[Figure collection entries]
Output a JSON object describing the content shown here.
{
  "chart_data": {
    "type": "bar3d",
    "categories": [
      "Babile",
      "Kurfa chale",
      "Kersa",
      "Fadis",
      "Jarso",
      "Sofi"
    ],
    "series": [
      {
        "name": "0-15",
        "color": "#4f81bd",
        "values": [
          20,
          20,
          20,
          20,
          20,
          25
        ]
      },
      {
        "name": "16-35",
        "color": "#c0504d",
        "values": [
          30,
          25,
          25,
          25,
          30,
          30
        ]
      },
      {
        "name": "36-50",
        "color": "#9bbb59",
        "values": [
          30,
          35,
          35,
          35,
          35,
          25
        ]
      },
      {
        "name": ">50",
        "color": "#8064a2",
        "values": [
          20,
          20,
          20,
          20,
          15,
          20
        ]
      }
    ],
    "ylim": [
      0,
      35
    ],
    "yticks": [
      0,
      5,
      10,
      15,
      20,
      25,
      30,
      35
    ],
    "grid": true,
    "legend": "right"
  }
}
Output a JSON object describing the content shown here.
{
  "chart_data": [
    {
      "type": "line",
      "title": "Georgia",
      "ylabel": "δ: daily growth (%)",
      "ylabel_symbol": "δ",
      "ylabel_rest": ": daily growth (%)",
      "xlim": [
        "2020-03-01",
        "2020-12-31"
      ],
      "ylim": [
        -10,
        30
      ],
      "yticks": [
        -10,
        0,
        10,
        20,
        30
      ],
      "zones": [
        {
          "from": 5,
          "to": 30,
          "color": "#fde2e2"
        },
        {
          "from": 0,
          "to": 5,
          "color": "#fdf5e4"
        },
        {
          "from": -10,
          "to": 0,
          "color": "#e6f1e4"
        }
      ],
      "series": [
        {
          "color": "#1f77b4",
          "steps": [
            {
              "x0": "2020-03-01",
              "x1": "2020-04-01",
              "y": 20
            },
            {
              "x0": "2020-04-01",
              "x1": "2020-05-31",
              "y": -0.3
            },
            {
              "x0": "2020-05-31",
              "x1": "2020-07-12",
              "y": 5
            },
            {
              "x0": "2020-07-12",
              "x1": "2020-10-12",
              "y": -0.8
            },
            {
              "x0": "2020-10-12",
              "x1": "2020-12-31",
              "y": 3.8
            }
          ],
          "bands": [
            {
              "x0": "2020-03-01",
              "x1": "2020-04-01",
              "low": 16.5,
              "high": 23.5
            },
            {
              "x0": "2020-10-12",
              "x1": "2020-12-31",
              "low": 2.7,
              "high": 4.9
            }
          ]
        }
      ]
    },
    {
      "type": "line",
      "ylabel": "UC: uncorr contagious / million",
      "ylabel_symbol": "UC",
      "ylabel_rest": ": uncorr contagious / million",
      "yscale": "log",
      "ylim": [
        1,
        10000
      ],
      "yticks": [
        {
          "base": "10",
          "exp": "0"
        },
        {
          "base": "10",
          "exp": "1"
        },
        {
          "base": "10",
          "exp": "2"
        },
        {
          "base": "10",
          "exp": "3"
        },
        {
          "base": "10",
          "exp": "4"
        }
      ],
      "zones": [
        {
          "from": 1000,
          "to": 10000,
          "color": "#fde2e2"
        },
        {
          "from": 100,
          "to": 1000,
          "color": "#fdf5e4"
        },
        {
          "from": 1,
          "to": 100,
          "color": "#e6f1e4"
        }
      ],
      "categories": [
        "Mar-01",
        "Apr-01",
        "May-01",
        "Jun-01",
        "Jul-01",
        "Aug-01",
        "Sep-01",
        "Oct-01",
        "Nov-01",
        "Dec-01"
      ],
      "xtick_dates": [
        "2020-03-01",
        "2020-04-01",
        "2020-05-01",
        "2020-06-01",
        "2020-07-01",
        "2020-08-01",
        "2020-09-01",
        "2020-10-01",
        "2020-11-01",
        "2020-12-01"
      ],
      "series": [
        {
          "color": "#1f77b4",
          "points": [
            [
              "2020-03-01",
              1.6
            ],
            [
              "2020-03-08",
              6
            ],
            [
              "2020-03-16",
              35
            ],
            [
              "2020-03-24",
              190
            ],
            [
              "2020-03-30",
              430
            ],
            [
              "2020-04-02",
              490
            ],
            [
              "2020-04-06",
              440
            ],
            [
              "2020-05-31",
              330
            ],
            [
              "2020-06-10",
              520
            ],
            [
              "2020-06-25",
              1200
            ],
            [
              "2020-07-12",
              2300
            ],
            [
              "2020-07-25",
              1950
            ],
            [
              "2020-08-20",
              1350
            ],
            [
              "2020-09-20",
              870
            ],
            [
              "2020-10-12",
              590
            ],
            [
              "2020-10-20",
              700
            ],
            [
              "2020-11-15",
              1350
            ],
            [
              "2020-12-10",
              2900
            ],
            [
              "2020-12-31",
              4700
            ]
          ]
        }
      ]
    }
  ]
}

## What you have to do
Repeat each of the entries above precisely as given.

## Response
Output a JSON object describing the content shown here.
{
  "chart_data": {
    "type": "bar3d",
    "categories": [
      "Babile",
      "Kurfa chale",
      "Kersa",
      "Fadis",
      "Jarso",
      "Sofi"
    ],
    "series": [
      {
        "name": "0-15",
        "color": "#4f81bd",
        "values": [
          20,
          20,
          20,
          20,
          20,
          25
        ]
      },
      {
        "name": "16-35",
        "color": "#c0504d",
        "values": [
          30,
          25,
          25,
          25,
          30,
          30
        ]
      },
      {
        "name": "36-50",
        "color": "#9bbb59",
        "values": [
          30,
          35,
          35,
          35,
          35,
          25
        ]
      },
      {
        "name": ">50",
        "color": "#8064a2",
        "values": [
          20,
          20,
          20,
          20,
          15,
          20
        ]
      }
    ],
    "ylim": [
      0,
      35
    ],
    "yticks": [
      0,
      5,
      10,
      15,
      20,
      25,
      30,
      35
    ],
    "grid": true,
    "legend": "right"
  }
}
Output a JSON object describing the content shown here.
{
  "chart_data": [
    {
      "type": "line",
      "title": "Georgia",
      "ylabel": "δ: daily growth (%)",
      "ylabel_symbol": "δ",
      "ylabel_rest": ": daily growth (%)",
      "xlim": [
        "2020-03-01",
        "2020-12-31"
      ],
      "ylim": [
        -10,
        30
      ],
      "yticks": [
        -10,
        0,
        10,
        20,
        30
      ],
      "zones": [
        {
          "from": 5,
          "to": 30,
          "color": "#fde2e2"
        },
        {
          "from": 0,
          "to": 5,
          "color": "#fdf5e4"
        },
        {
          "from": -10,
          "to": 0,
          "color": "#e6f1e4"
        }
      ],
      "series": [
        {
          "color": "#1f77b4",
          "steps": [
            {
              "x0": "2020-03-01",
              "x1": "2020-04-01",
              "y": 20
            },
            {
              "x0": "2020-04-01",
              "x1": "2020-05-31",
              "y": -0.3
            },
            {
              "x0": "2020-05-31",
              "x1": "2020-07-12",
              "y": 5
            },
            {
              "x0": "2020-07-12",
              "x1": "2020-10-12",
              "y": -0.8
            },
            {
              "x0": "2020-10-12",
              "x1": "2020-12-31",
              "y": 3.8
            }
          ],
          "bands": [
            {
              "x0": "2020-03-01",
              "x1": "2020-04-01",
              "low": 16.5,
              "high": 23.5
            },
            {
              "x0": "2020-10-12",
              "x1": "2020-12-31",
              "low": 2.7,
              "high": 4.9
            }
          ]
        }
      ]
    },
    {
      "type": "line",
      "ylabel": "UC: uncorr contagious / million",
      "ylabel_symbol": "UC",
      "ylabel_rest": ": uncorr contagious / million",
      "yscale": "log",
      "ylim": [
        1,
        10000
      ],
      "yticks": [
        {
          "base": "10",
          "exp": "0"
        },
        {
          "base": "10",
          "exp": "1"
        },
        {
          "base": "10",
          "exp": "2"
        },
        {
          "base": "10",
          "exp": "3"
        },
        {
          "base": "10",
          "exp": "4"
        }
      ],
      "zones": [
        {
          "from": 1000,
          "to": 10000,
          "color": "#fde2e2"
        },
        {
          "from": 100,
          "to": 1000,
          "color": "#fdf5e4"
        },
        {
          "from": 1,
          "to": 100,
          "color": "#e6f1e4"
        }
      ],
      "categories": [
        "Mar-01",
        "Apr-01",
        "May-01",
        "Jun-01",
        "Jul-01",
        "Aug-01",
        "Sep-01",
        "Oct-01",
        "Nov-01",
        "Dec-01"
      ],
      "xtick_dates": [
        "2020-03-01",
        "2020-04-01",
        "2020-05-01",
        "2020-06-01",
        "2020-07-01",
        "2020-08-01",
        "2020-09-01",
        "2020-10-01",
        "2020-11-01",
        "2020-12-01"
      ],
      "series": [
        {
          "color": "#1f77b4",
          "points": [
            [
              "2020-03-01",
              1.6
            ],
            [
              "2020-03-08",
              6
            ],
            [
              "2020-03-16",
              35
            ],
            [
              "2020-03-24",
              190
            ],
            [
              "2020-03-30",
              430
            ],
            [
              "2020-04-02",
              490
            ],
            [
              "2020-04-06",
              440
            ],
            [
              "2020-05-31",
              330
            ],
            [
              "2020-06-10",
              520
            ],
            [
              "2020-06-25",
              1200
            ],
            [
              "2020-07-12",
              2300
            ],
            [
              "2020-07-25",
              1950
            ],
            [
              "2020-08-20",
              1350
            ],
            [
              "2020-09-20",
              870
            ],
            [
              "2020-10-12",
              590
            ],
            [
              "2020-10-20",
              700
            ],
            [
              "2020-11-15",
              1350
            ],
            [
              "2020-12-10",
              2900
            ],
            [
              "2020-12-31",
              4700
            ]
          ]
        }
      ]
    }
  ]
}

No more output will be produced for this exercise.